**WHAT YOU ARE ASKED TO DO:** Count the lines below that contain the string "AUDUSD", with case counting, and reply with the number only.

# START OF ITEMS

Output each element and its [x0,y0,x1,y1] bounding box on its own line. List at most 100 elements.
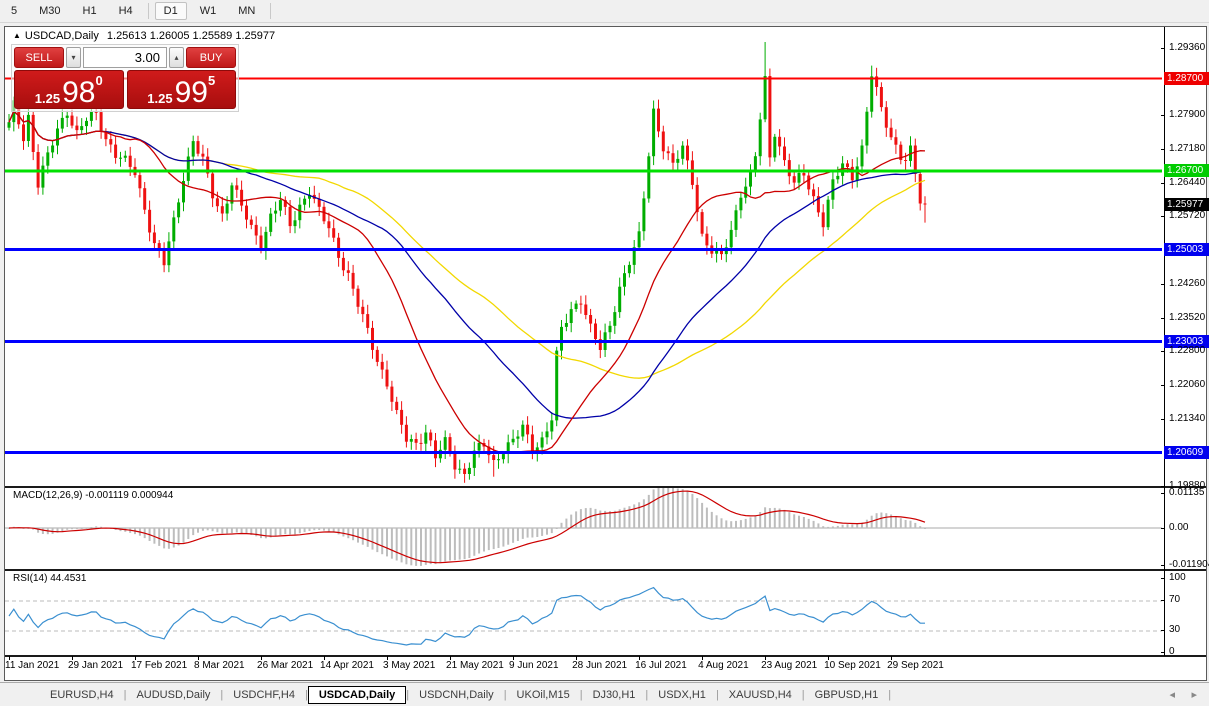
sell-button[interactable]: SELL [14,47,64,68]
level-price-badge: 1.28700 [1164,71,1209,85]
price-axis-label: 1.27180 [1169,142,1206,154]
chart-tab-usdchf[interactable]: USDCHF,H4 [233,688,295,701]
date-axis-label: 21 May 2021 [446,660,504,671]
macd-axis-label: 0.01135 [1169,487,1205,498]
date-axis-tick [702,656,704,660]
date-axis-label: 11 Jan 2021 [5,660,60,671]
axis-tick [1161,48,1165,49]
macd-label: MACD(12,26,9) -0.001119 0.000944 [13,490,174,501]
chart-tab-bar: EURUSD,H4 | AUDUSD,Daily | USDCHF,H4 | USDCAD,… [0,682,1209,706]
chart-symbol-label: USDCAD,Daily [24,30,99,42]
pane-separator[interactable] [5,569,1206,571]
chart-tab-usdcnh[interactable]: USDCNH,Daily [419,688,494,701]
current-price-badge: 1.25977 [1164,197,1209,211]
date-axis-label: 29 Sep 2021 [887,660,944,671]
buy-button[interactable]: BUY [186,47,236,68]
chart-ohlc-values: 1.25613 1.26005 1.25589 1.25977 [106,30,276,42]
tab-separator: | [579,688,583,701]
tab-separator: | [503,688,507,701]
buy-price-display[interactable]: 1.25 99 5 [126,70,236,109]
pane-separator[interactable] [5,486,1206,488]
rsi-label: RSI(14) 44.4531 [13,573,87,584]
level-price-badge: 1.26700 [1164,164,1209,178]
tab-separator: | [406,688,410,701]
collapse-triangle-icon[interactable]: ▲ [13,31,21,40]
timeframe-button-5[interactable]: 5 [11,5,18,17]
axis-tick [1161,528,1165,529]
toolbar-separator [270,3,272,19]
date-axis-label: 3 May 2021 [383,660,436,671]
chart-tab-dj30[interactable]: DJ30,H1 [592,688,636,701]
rsi-axis-label: 30 [1169,623,1181,635]
chart-title: ▲ USDCAD,Daily 1.25613 1.26005 1.25589 1.2… [13,30,275,42]
axis-tick [1161,283,1165,285]
tab-scroll-left-icon[interactable]: ◂ [1169,689,1175,701]
date-axis-tick [9,656,10,660]
chart-tab-gbpusd[interactable]: GBPUSD,H1 [814,688,879,701]
timeframe-button-d1[interactable]: D1 [154,2,187,20]
chart-tab-usdcad[interactable]: USDCAD,Daily [307,685,407,704]
rsi-axis-label: 70 [1169,594,1181,606]
date-axis-tick [198,656,200,660]
axis-tick [1161,418,1165,420]
volume-decrease-button[interactable]: ▾ [66,47,81,68]
timeframe-button-h4[interactable]: H4 [118,5,133,17]
chevron-up-icon: ▴ [174,52,179,62]
tab-separator: | [715,688,719,701]
price-axis-label: 1.22800 [1169,345,1206,357]
sell-price-prefix: 1.25 [34,91,61,106]
price-chart[interactable] [5,27,1162,487]
timeframe-toolbar: 5 M30 H1 H4 D1 W1 MN [0,0,1209,23]
chart-tab-usdx[interactable]: USDX,H1 [658,688,706,701]
chart-tab-eurusd[interactable]: EURUSD,H4 [50,688,114,701]
chevron-down-icon: ▾ [71,52,76,62]
pane-separator [5,655,1206,657]
date-axis-label: 8 Mar 2021 [194,660,245,671]
price-axis-label: 1.25720 [1169,210,1206,222]
date-axis-label: 10 Sep 2021 [824,660,881,671]
date-axis-label: 29 Jan 2021 [68,660,124,671]
tab-separator: | [305,688,308,701]
macd-pane[interactable] [5,488,1162,570]
date-axis-label: 26 Mar 2021 [257,660,314,671]
date-axis-label: 17 Feb 2021 [131,660,188,671]
tab-scroll-right-icon[interactable]: ▸ [1191,689,1197,701]
toolbar-separator [147,3,149,19]
macd-axis-label: -0.011904 [1169,559,1209,570]
tab-separator: | [888,688,892,701]
timeframe-button-mn[interactable]: MN [238,5,256,17]
price-axis-label: 1.21340 [1169,412,1206,424]
timeframe-button-w1[interactable]: W1 [199,5,217,17]
sell-price-big: 98 [62,76,96,109]
axis-tick [1161,493,1165,494]
sell-price-display[interactable]: 1.25 98 0 [14,70,124,109]
rsi-axis-label: 100 [1169,572,1186,583]
timeframe-button-h1[interactable]: H1 [82,5,97,17]
date-axis-tick [324,656,326,660]
date-axis-label: 4 Aug 2021 [698,660,749,671]
date-axis-label: 14 Apr 2021 [320,660,374,671]
date-axis-label: 28 Jun 2021 [572,660,628,671]
date-axis-tick [261,656,263,660]
chart-tab-ukoil[interactable]: UKOil,M15 [516,688,570,701]
price-axis-label: 1.27900 [1169,109,1206,121]
axis-tick [1161,565,1165,566]
chart-tab-xauusd[interactable]: XAUUSD,H4 [728,688,792,701]
timeframe-button-m30[interactable]: M30 [39,5,61,17]
buy-price-sup: 5 [207,73,216,88]
date-axis-tick [513,656,515,660]
volume-input[interactable] [83,47,167,68]
chart-window: ▲ USDCAD,Daily 1.25613 1.26005 1.25589 1.2… [4,26,1209,681]
date-axis-tick [891,656,893,660]
axis-tick [1161,182,1165,184]
date-axis-label: 16 Jul 2021 [635,660,687,671]
chart-tab-audusd[interactable]: AUDUSD,Daily [136,688,211,701]
date-axis-tick [387,656,389,660]
tab-separator: | [220,688,224,701]
rsi-axis-label: 0 [1169,646,1175,657]
rsi-pane[interactable] [5,571,1162,656]
axis-tick [1161,216,1165,218]
volume-increase-button[interactable]: ▴ [169,47,184,68]
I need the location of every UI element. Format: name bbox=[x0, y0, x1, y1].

# END OF ITEMS

**RIGHT ANSWER:** 2